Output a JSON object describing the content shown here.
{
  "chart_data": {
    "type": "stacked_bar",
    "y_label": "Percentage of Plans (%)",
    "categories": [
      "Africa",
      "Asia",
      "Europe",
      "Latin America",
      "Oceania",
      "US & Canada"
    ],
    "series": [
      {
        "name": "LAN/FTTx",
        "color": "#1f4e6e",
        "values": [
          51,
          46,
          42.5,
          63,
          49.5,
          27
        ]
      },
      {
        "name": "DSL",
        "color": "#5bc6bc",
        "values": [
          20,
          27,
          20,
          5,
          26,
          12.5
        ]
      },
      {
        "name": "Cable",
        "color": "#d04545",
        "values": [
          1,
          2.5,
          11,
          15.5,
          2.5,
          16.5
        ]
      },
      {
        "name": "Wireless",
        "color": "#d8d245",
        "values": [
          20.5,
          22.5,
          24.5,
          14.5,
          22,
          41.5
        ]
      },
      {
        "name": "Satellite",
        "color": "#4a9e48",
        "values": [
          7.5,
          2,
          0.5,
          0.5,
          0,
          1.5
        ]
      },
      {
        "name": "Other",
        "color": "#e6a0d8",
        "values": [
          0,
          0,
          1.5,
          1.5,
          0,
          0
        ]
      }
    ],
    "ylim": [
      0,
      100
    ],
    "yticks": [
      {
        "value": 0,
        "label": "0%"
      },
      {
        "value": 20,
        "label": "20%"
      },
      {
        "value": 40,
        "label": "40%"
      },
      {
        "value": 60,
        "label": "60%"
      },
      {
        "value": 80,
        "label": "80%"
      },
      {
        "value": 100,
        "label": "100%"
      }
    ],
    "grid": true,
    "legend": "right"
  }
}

============================================================

=== What is required ===
All the entries above need to be reproduced exactly.

=== The reply ===
Output a JSON object describing the content shown here.
{
  "chart_data": {
    "type": "stacked_bar",
    "y_label": "Percentage of Plans (%)",
    "categories": [
      "Africa",
      "Asia",
      "Europe",
      "Latin America",
      "Oceania",
      "US & Canada"
    ],
    "series": [
      {
        "name": "LAN/FTTx",
        "color": "#1f4e6e",
        "values": [
          51,
          46,
          42.5,
          63,
          49.5,
          27
        ]
      },
      {
        "name": "DSL",
        "color": "#5bc6bc",
        "values": [
          20,
          27,
          20,
          5,
          26,
          12.5
        ]
      },
      {
        "name": "Cable",
        "color": "#d04545",
        "values": [
          1,
          2.5,
          11,
          15.5,
          2.5,
          16.5
        ]
      },
      {
        "name": "Wireless",
        "color": "#d8d245",
        "values": [
          20.5,
          22.5,
          24.5,
          14.5,
          22,
          41.5
        ]
      },
      {
        "name": "Satellite",
        "color": "#4a9e48",
        "values": [
          7.5,
          2,
          0.5,
          0.5,
          0,
          1.5
        ]
      },
      {
        "name": "Other",
        "color": "#e6a0d8",
        "values": [
          0,
          0,
          1.5,
          1.5,
          0,
          0
        ]
      }
    ],
    "ylim": [
      0,
      100
    ],
    "yticks": [
      {
        "value": 0,
        "label": "0%"
      },
      {
        "value": 20,
        "label": "20%"
      },
      {
        "value": 40,
        "label": "40%"
      },
      {
        "value": 60,
        "label": "60%"
      },
      {
        "value": 80,
        "label": "80%"
      },
      {
        "value": 100,
        "label": "100%"
      }
    ],
    "grid": true,
    "legend": "right"
  }
}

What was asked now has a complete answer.